WHAT TO WORK ON — Would you write out the listing verbatim and skip every picture in it?

SUPPLIED DATA —
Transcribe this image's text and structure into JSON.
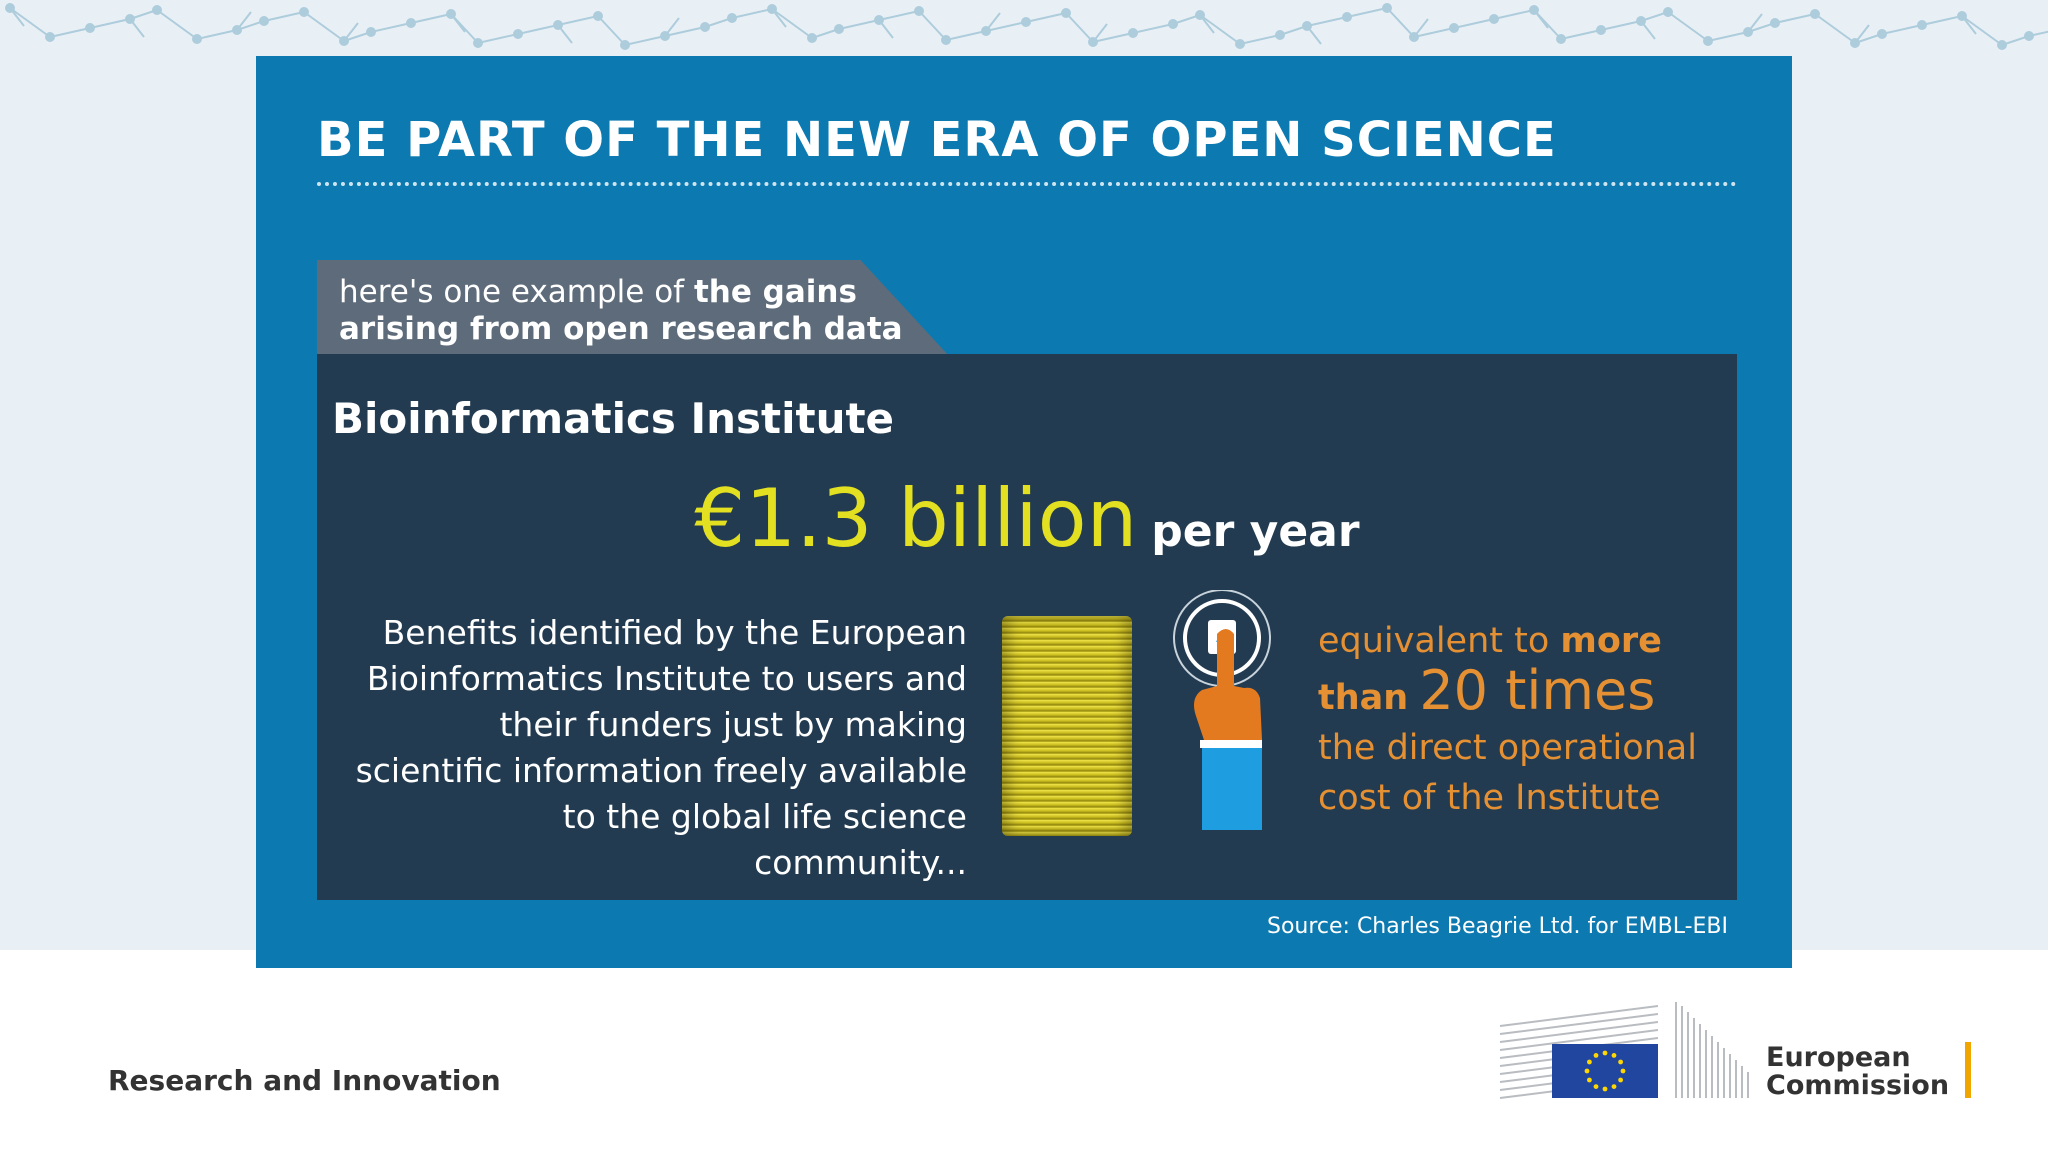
{
  "slide": {
    "headline": "BE PART OF THE NEW ERA OF OPEN SCIENCE",
    "tab": {
      "prefix": "here's one example of ",
      "bold_line1": "the gains",
      "bold_line2": "arising from open research data"
    },
    "card": {
      "title": "Bioinformatics Institute",
      "amount": "€1.3 billion",
      "amount_suffix": "per year",
      "benefits_text": "Benefits identified by the European Bioinformatics Institute to users and their funders just by making scientific information freely available to the global life science community...",
      "equivalent": {
        "prefix": "equivalent to ",
        "bold_more": "more",
        "bold_than": "than",
        "big_value": "20 times",
        "rest_line1": "the direct operational",
        "rest_line2": "cost of the Institute"
      }
    },
    "source": "Source: Charles Beagrie Ltd. for EMBL-EBI"
  },
  "footer": {
    "label": "Research and Innovation",
    "logo_line1": "European",
    "logo_line2": "Commission"
  },
  "colors": {
    "panel": "#0c7ab0",
    "card": "#233b50",
    "tab": "#5e6b7a",
    "amount": "#e2e021",
    "accent_orange": "#e49033",
    "eu_blue": "#2046a0",
    "eu_star": "#ffd700",
    "logo_bar": "#f0a500"
  },
  "icons": {
    "coins": "coin-stack-icon",
    "touch": "finger-touch-icon",
    "pattern": "network-pattern-icon",
    "flag": "eu-flag-icon"
  }
}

EXERCISE RESPONSE —
Transcribe this image's text and structure into JSON.
{
  "slide": {
    "headline": "BE PART OF THE NEW ERA OF OPEN SCIENCE",
    "tab": {
      "prefix": "here's one example of ",
      "bold_line1": "the gains",
      "bold_line2": "arising from open research data"
    },
    "card": {
      "title": "Bioinformatics Institute",
      "amount": "€1.3 billion",
      "amount_suffix": "per year",
      "benefits_text": "Benefits identified by the European Bioinformatics Institute to users and their funders just by making scientific information freely available to the global life science community...",
      "equivalent": {
        "prefix": "equivalent to ",
        "bold_more": "more",
        "bold_than": "than",
        "big_value": "20 times",
        "rest_line1": "the direct operational",
        "rest_line2": "cost of the Institute"
      }
    },
    "source": "Source: Charles Beagrie Ltd. for EMBL-EBI"
  },
  "footer": {
    "label": "Research and Innovation",
    "logo_line1": "European",
    "logo_line2": "Commission"
  },
  "colors": {
    "panel": "#0c7ab0",
    "card": "#233b50",
    "tab": "#5e6b7a",
    "amount": "#e2e021",
    "accent_orange": "#e49033",
    "eu_blue": "#2046a0",
    "eu_star": "#ffd700",
    "logo_bar": "#f0a500"
  },
  "icons": {
    "coins": "coin-stack-icon",
    "touch": "finger-touch-icon",
    "pattern": "network-pattern-icon",
    "flag": "eu-flag-icon"
  }
}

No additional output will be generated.